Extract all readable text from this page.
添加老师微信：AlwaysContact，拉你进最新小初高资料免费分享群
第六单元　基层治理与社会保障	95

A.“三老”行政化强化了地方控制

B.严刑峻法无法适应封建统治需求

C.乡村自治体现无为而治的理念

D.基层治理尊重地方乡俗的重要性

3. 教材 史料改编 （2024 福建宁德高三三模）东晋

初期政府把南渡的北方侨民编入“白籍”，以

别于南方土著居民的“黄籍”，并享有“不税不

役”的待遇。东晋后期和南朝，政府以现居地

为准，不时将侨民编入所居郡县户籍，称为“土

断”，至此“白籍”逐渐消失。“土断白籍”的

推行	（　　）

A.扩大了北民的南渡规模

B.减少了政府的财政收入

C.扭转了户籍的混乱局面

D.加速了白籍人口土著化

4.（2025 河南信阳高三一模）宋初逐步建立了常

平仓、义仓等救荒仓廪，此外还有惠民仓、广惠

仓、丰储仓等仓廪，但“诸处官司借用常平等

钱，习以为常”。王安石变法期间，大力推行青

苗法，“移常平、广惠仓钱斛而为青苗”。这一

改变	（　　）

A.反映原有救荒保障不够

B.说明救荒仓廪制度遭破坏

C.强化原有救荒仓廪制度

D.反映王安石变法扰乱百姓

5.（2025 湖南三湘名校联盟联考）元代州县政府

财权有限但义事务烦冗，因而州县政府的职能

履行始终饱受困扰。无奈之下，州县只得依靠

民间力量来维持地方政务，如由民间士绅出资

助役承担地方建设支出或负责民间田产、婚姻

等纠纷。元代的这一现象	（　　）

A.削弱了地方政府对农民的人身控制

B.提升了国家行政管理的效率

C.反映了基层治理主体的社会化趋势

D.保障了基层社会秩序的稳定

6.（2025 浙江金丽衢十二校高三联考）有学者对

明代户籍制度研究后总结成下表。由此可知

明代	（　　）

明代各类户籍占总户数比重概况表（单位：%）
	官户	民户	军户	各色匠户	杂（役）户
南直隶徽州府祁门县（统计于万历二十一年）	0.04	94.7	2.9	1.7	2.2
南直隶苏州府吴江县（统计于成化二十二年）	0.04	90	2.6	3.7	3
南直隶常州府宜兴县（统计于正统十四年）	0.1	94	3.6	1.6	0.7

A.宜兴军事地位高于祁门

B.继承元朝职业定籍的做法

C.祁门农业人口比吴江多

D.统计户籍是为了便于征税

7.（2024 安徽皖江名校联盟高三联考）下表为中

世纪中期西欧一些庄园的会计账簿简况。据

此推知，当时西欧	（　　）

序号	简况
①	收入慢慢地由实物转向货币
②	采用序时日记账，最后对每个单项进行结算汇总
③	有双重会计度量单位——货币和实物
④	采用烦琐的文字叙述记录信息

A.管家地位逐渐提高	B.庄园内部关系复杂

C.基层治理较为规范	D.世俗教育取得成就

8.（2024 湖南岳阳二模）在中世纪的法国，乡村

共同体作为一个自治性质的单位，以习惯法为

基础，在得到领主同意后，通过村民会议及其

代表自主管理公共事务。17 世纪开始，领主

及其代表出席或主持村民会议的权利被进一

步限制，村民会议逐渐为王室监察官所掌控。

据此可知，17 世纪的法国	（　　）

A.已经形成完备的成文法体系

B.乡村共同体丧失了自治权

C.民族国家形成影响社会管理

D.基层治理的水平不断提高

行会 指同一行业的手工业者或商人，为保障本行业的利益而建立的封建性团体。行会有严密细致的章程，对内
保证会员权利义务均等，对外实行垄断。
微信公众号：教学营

# [Exercise task]
Nothing in the listing may be changed; retype it all exactly.

# [The reply]
Extract all readable text from this page.
添加老师微信：AlwaysContact，拉你进最新小初高资料免费分享群
第六单元　基层治理与社会保障	95

A.“三老”行政化强化了地方控制

B.严刑峻法无法适应封建统治需求

C.乡村自治体现无为而治的理念

D.基层治理尊重地方乡俗的重要性

3. 教材 史料改编 （2024 福建宁德高三三模）东晋

初期政府把南渡的北方侨民编入“白籍”，以

别于南方土著居民的“黄籍”，并享有“不税不

役”的待遇。东晋后期和南朝，政府以现居地

为准，不时将侨民编入所居郡县户籍，称为“土

断”，至此“白籍”逐渐消失。“土断白籍”的

推行	（　　）

A.扩大了北民的南渡规模

B.减少了政府的财政收入

C.扭转了户籍的混乱局面

D.加速了白籍人口土著化

4.（2025 河南信阳高三一模）宋初逐步建立了常

平仓、义仓等救荒仓廪，此外还有惠民仓、广惠

仓、丰储仓等仓廪，但“诸处官司借用常平等

钱，习以为常”。王安石变法期间，大力推行青

苗法，“移常平、广惠仓钱斛而为青苗”。这一

改变	（　　）

A.反映原有救荒保障不够

B.说明救荒仓廪制度遭破坏

C.强化原有救荒仓廪制度

D.反映王安石变法扰乱百姓

5.（2025 湖南三湘名校联盟联考）元代州县政府

财权有限但义事务烦冗，因而州县政府的职能

履行始终饱受困扰。无奈之下，州县只得依靠

民间力量来维持地方政务，如由民间士绅出资

助役承担地方建设支出或负责民间田产、婚姻

等纠纷。元代的这一现象	（　　）

A.削弱了地方政府对农民的人身控制

B.提升了国家行政管理的效率

C.反映了基层治理主体的社会化趋势

D.保障了基层社会秩序的稳定

6.（2025 浙江金丽衢十二校高三联考）有学者对

明代户籍制度研究后总结成下表。由此可知

明代	（　　）

明代各类户籍占总户数比重概况表（单位：%）
	官户	民户	军户	各色匠户	杂（役）户
南直隶徽州府祁门县（统计于万历二十一年）	0.04	94.7	2.9	1.7	2.2
南直隶苏州府吴江县（统计于成化二十二年）	0.04	90	2.6	3.7	3
南直隶常州府宜兴县（统计于正统十四年）	0.1	94	3.6	1.6	0.7

A.宜兴军事地位高于祁门

B.继承元朝职业定籍的做法

C.祁门农业人口比吴江多

D.统计户籍是为了便于征税

7.（2024 安徽皖江名校联盟高三联考）下表为中

世纪中期西欧一些庄园的会计账簿简况。据

此推知，当时西欧	（　　）

序号	简况
①	收入慢慢地由实物转向货币
②	采用序时日记账，最后对每个单项进行结算汇总
③	有双重会计度量单位——货币和实物
④	采用烦琐的文字叙述记录信息

A.管家地位逐渐提高	B.庄园内部关系复杂

C.基层治理较为规范	D.世俗教育取得成就

8.（2024 湖南岳阳二模）在中世纪的法国，乡村

共同体作为一个自治性质的单位，以习惯法为

基础，在得到领主同意后，通过村民会议及其

代表自主管理公共事务。17 世纪开始，领主

及其代表出席或主持村民会议的权利被进一

步限制，村民会议逐渐为王室监察官所掌控。

据此可知，17 世纪的法国	（　　）

A.已经形成完备的成文法体系

B.乡村共同体丧失了自治权

C.民族国家形成影响社会管理

D.基层治理的水平不断提高

行会 指同一行业的手工业者或商人，为保障本行业的利益而建立的封建性团体。行会有严密细致的章程，对内
保证会员权利义务均等，对外实行垄断。
微信公众号：教学营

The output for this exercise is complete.